**EXERCISE**
Copy every line that contains the string "text" from the entries below.
━━━━━ EXTRACTED INFORMATION
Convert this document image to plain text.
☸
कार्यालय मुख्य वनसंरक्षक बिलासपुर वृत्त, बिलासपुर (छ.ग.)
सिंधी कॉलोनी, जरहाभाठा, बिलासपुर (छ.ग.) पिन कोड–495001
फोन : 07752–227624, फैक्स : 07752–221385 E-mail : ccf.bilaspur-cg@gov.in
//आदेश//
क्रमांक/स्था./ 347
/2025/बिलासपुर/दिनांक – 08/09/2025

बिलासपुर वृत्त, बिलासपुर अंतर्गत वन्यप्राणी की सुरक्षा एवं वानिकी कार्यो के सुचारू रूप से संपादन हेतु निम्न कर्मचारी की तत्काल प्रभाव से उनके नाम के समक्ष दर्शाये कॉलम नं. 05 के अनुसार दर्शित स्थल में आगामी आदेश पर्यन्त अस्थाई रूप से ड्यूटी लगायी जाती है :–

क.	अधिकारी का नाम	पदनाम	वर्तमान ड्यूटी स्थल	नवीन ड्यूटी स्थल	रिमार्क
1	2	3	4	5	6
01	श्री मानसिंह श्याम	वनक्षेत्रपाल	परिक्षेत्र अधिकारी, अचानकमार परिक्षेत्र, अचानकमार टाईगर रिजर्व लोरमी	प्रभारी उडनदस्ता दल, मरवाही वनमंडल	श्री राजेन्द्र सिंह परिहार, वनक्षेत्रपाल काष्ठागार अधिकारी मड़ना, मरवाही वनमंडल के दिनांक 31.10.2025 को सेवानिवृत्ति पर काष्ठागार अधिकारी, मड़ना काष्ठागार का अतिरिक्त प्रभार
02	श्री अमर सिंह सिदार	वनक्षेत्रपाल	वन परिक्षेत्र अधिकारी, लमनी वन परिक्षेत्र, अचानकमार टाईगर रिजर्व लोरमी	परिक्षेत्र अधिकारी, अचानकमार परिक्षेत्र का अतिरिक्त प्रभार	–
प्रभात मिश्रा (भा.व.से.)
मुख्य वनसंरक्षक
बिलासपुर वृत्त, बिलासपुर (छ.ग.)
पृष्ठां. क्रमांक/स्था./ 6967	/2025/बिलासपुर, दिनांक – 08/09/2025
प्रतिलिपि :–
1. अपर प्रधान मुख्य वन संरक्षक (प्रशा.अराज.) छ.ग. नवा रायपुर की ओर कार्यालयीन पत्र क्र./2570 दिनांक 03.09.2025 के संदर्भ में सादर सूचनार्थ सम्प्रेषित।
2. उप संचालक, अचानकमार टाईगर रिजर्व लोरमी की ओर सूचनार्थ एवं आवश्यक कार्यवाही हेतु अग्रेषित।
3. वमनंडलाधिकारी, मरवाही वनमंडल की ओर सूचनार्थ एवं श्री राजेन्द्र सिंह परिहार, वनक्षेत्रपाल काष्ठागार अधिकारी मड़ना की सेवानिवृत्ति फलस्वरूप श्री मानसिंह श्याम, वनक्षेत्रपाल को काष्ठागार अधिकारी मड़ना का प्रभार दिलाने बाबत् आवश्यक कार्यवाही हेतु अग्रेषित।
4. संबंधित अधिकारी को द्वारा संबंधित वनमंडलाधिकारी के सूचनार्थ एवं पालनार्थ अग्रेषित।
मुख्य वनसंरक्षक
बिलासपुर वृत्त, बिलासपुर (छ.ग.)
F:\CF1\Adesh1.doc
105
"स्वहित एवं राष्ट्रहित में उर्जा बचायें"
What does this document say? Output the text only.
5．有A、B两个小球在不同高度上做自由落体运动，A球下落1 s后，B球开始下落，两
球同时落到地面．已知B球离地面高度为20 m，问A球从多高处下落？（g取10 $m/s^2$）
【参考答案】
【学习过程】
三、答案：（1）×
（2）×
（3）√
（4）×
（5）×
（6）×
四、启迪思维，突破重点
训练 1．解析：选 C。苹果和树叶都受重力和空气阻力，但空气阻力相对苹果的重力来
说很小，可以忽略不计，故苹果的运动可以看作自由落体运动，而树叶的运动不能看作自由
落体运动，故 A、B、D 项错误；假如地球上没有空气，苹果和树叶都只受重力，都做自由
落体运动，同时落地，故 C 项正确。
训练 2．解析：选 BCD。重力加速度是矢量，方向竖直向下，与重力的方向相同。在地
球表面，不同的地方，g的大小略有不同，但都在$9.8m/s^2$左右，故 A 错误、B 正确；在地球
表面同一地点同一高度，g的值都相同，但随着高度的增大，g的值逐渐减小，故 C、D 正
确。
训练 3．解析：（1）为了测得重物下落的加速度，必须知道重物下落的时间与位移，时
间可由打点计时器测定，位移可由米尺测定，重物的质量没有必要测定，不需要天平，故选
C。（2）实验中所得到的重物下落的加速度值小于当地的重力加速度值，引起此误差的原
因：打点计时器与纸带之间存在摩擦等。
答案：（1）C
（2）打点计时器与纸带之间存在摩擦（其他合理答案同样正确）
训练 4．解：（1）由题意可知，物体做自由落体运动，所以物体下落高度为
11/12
━━━━━━━━━━
**SOLUTION BELOW**
Convert this document image to plain text.
What does this document say? Output the text only.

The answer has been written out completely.